Book review: Hark! A Vagrant

By Mallory Gevaert
May 16, 2012

Kate Beacon: Hark! A VagrantKate Beaton: Hark! A Vagrant (Drawn and Quarterly, 9/27/11)

Even if you’ve never heard of Kate Beaton, you’ve probably seen her work. Beaton, a Nova Scotian cartoonist and webmistress of, has quickly become a mainstay of Internet and blog culture, with her comics being re-posted around the Web and shared widely between bloggers, history buffs, and readers. Her sharp and somewhat absurd humor and casual riffing on history are instantly recognizable, and have earned Beaton a number of fans and accolades in the six years that has been online.

Following Never Learn Anything From History, Beaton’s second book, Hark! A Vagrant, collects a number of previously unpublished and web-published strips in a handsome hardcover volume. Beaton’s non-sequential comics already seem made for browsing and flipping through pages, so it’s a relief to finally be able to do so without tediously clicking back and forth on a website. The print medium really does justice to her art as well; the New Yorker cartoonist, for all of her Internet presence, is really an old-school artist, and the ink-and-paper route shows off the painstaking and hand-drawn nature of her work.

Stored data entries
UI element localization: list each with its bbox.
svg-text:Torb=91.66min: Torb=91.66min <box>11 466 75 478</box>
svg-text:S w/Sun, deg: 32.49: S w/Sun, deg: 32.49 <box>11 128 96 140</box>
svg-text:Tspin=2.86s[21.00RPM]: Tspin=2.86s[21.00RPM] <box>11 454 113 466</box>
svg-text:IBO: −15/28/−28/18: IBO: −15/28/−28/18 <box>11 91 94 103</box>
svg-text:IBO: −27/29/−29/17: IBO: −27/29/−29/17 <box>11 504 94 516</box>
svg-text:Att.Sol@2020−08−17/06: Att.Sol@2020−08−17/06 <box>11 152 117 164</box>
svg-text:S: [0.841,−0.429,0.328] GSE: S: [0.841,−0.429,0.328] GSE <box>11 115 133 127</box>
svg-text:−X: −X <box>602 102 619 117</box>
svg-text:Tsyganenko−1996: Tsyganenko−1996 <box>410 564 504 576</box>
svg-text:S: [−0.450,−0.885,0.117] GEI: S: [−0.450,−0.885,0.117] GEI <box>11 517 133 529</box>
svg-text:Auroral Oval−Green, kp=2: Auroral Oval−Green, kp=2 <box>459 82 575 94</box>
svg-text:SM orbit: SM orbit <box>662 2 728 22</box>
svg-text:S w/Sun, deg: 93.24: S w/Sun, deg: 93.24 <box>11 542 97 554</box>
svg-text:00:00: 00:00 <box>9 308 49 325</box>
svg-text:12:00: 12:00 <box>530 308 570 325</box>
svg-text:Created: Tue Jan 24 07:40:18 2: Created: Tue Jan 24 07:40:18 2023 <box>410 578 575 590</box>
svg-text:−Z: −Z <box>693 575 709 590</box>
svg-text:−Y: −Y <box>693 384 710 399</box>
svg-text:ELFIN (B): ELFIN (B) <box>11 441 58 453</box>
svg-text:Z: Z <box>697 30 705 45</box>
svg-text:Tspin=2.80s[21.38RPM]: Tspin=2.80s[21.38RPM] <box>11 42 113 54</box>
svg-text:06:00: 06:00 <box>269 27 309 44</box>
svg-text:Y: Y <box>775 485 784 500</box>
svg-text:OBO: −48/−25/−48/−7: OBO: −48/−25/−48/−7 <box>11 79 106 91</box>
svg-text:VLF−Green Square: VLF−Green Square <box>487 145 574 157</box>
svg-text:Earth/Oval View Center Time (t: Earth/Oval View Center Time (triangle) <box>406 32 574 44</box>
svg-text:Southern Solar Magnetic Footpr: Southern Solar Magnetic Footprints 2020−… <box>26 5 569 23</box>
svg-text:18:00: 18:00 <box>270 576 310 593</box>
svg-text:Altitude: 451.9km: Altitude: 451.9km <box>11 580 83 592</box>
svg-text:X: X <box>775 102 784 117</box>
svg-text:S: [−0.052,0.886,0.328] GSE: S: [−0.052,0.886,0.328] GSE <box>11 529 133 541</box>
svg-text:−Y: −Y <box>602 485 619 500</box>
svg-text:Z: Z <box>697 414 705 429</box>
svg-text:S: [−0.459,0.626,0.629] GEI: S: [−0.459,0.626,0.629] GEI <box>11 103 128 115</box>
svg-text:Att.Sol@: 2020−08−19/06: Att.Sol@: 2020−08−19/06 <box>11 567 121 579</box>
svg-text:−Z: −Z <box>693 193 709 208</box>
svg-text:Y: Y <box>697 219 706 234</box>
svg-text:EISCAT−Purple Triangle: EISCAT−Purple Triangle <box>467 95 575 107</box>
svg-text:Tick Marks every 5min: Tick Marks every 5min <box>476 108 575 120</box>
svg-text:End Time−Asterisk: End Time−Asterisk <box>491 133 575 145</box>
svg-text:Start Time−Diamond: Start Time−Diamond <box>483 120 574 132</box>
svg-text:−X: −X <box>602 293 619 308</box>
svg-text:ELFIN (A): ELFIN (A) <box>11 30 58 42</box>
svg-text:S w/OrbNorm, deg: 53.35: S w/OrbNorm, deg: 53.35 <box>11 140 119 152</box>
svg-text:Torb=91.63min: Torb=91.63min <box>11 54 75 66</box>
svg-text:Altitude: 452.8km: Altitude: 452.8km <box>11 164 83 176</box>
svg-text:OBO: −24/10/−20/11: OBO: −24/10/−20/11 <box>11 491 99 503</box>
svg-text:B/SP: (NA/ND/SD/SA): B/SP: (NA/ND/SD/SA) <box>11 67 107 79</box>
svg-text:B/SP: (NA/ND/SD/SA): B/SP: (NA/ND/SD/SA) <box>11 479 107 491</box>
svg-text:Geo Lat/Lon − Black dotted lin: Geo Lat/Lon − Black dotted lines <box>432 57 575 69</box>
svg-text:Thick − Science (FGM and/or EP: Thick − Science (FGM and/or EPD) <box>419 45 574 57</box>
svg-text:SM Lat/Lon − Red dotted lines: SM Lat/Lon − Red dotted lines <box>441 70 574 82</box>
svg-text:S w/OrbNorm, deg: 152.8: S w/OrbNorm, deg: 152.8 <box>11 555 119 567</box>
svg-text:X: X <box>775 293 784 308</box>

Exercise details: Please reproduce the book review word for word from "Even if you’ve" to "has been online.".

Reply to the exercise:
Even if you’ve never heard of Kate Beaton, you’ve probably seen her work. Beaton, a Nova Scotian cartoonist and webmistress of, has quickly become a mainstay of Internet and blog culture, with her comics being re-posted around the Web and shared widely between bloggers, history buffs, and readers. Her sharp and somewhat absurd humor and casual riffing on history are instantly recognizable, and have earned Beaton a number of fans and accolades in the six years that has been online.